# [Provided data]
■ ■ ■ ■ ■

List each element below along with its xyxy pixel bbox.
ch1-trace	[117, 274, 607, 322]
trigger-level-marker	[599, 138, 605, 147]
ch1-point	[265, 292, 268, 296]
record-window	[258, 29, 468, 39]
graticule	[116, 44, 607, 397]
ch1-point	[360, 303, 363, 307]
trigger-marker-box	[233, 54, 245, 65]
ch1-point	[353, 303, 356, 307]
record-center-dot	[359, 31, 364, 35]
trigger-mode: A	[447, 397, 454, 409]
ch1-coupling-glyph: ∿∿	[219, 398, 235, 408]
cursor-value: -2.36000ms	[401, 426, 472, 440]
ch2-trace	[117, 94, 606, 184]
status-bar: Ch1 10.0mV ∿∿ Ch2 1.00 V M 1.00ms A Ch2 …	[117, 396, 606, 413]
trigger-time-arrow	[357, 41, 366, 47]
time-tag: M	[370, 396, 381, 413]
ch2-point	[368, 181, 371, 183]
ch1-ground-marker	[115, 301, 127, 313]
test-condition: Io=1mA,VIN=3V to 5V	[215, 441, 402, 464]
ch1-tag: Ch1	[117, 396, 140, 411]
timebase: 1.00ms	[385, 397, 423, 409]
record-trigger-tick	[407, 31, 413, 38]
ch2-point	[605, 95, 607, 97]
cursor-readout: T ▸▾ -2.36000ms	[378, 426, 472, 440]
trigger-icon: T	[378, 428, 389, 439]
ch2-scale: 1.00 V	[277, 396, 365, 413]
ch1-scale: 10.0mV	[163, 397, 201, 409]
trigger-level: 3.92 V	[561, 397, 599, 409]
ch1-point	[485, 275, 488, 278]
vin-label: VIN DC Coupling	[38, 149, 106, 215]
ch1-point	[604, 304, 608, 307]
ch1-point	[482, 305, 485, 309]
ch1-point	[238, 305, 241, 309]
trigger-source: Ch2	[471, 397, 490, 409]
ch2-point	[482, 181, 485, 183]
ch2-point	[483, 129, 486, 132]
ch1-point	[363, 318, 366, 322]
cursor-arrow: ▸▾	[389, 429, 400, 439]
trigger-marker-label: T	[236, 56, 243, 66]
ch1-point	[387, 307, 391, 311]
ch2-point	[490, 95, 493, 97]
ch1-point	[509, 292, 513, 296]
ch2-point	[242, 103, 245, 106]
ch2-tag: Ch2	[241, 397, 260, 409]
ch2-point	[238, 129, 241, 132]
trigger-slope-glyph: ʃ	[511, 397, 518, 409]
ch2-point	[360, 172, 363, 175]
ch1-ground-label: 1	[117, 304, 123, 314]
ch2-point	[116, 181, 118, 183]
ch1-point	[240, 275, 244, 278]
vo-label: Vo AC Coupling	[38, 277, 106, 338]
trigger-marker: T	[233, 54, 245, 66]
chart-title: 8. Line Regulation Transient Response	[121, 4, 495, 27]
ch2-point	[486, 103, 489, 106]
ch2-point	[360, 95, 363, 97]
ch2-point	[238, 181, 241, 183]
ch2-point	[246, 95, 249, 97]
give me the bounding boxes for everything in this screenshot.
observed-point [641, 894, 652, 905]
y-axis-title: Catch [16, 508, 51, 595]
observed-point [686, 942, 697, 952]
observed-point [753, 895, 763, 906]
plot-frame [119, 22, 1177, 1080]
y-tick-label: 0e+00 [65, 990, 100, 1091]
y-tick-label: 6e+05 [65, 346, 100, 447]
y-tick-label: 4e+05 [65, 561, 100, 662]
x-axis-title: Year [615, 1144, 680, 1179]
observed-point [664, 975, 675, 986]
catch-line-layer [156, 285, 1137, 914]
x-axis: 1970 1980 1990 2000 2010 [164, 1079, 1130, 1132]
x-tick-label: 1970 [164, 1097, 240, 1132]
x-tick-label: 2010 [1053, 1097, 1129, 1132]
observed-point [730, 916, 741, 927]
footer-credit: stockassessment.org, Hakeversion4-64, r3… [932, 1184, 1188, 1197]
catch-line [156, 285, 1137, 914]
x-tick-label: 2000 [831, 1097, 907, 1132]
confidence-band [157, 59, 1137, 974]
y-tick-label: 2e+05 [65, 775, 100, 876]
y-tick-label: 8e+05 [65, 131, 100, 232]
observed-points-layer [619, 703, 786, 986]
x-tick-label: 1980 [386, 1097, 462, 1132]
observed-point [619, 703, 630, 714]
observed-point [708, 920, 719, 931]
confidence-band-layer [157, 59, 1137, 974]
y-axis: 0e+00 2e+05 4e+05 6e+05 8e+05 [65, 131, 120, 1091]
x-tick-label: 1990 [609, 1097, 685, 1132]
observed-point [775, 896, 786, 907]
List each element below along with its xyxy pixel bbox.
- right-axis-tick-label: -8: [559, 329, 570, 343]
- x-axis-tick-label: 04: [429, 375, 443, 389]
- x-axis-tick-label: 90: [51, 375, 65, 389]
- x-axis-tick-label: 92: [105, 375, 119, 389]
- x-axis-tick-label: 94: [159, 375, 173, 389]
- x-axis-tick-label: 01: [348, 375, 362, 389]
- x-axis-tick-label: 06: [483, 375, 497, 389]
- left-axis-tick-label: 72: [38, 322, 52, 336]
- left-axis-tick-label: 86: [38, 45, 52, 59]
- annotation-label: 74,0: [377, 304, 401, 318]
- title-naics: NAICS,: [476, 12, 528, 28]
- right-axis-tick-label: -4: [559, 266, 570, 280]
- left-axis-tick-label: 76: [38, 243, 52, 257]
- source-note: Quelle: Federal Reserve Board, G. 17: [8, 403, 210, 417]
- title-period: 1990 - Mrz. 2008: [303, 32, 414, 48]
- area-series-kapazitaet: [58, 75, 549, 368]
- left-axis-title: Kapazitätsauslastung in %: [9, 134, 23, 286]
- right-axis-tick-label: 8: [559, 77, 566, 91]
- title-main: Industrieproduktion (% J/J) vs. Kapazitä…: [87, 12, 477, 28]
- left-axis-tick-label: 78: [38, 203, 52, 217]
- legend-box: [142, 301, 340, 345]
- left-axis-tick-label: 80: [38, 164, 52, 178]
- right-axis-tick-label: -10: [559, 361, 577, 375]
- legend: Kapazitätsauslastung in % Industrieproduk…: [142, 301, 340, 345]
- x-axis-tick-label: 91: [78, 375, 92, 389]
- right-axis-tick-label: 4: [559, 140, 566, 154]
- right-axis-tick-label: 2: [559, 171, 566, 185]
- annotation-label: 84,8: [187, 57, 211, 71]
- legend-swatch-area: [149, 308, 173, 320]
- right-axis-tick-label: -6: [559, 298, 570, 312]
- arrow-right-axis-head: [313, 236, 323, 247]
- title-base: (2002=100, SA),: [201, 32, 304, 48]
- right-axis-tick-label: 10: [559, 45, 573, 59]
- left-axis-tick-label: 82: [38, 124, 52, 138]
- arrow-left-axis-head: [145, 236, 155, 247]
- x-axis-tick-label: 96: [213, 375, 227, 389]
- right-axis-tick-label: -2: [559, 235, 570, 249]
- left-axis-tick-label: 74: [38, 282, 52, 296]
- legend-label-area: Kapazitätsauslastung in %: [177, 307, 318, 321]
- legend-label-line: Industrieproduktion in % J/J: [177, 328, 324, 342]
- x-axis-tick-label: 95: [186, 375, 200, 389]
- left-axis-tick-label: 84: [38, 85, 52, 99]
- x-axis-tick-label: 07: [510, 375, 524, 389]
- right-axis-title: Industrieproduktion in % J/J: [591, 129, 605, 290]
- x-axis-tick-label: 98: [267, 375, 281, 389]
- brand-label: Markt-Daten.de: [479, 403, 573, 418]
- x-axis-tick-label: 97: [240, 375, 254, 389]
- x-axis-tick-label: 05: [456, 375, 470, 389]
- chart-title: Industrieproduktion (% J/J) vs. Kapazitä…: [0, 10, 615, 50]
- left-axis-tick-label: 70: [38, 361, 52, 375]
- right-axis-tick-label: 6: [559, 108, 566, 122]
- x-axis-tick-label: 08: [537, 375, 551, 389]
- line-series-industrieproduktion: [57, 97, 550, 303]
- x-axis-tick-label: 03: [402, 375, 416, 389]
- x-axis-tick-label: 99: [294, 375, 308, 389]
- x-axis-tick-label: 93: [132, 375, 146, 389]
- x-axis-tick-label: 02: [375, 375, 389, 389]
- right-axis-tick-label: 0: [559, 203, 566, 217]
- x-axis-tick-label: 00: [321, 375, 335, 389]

■ ■ ■ ■ ■

# [Task goal]
Output as a JSON list of strings, one string per line with blank lines omitted, the lines from the start of the entries through the line containing "303, 356, 307]", both ends included.

# [Written solution]
[
  "List each element below along with its xyxy pixel bbox.",
  "ch1-trace\t[117, 274, 607, 322]",
  "trigger-level-marker\t[599, 138, 605, 147]",
  "ch1-point\t[265, 292, 268, 296]",
  "record-window\t[258, 29, 468, 39]",
  "graticule\t[116, 44, 607, 397]",
  "ch1-point\t[360, 303, 363, 307]",
  "trigger-marker-box\t[233, 54, 245, 65]",
  "ch1-point\t[353, 303, 356, 307]"
]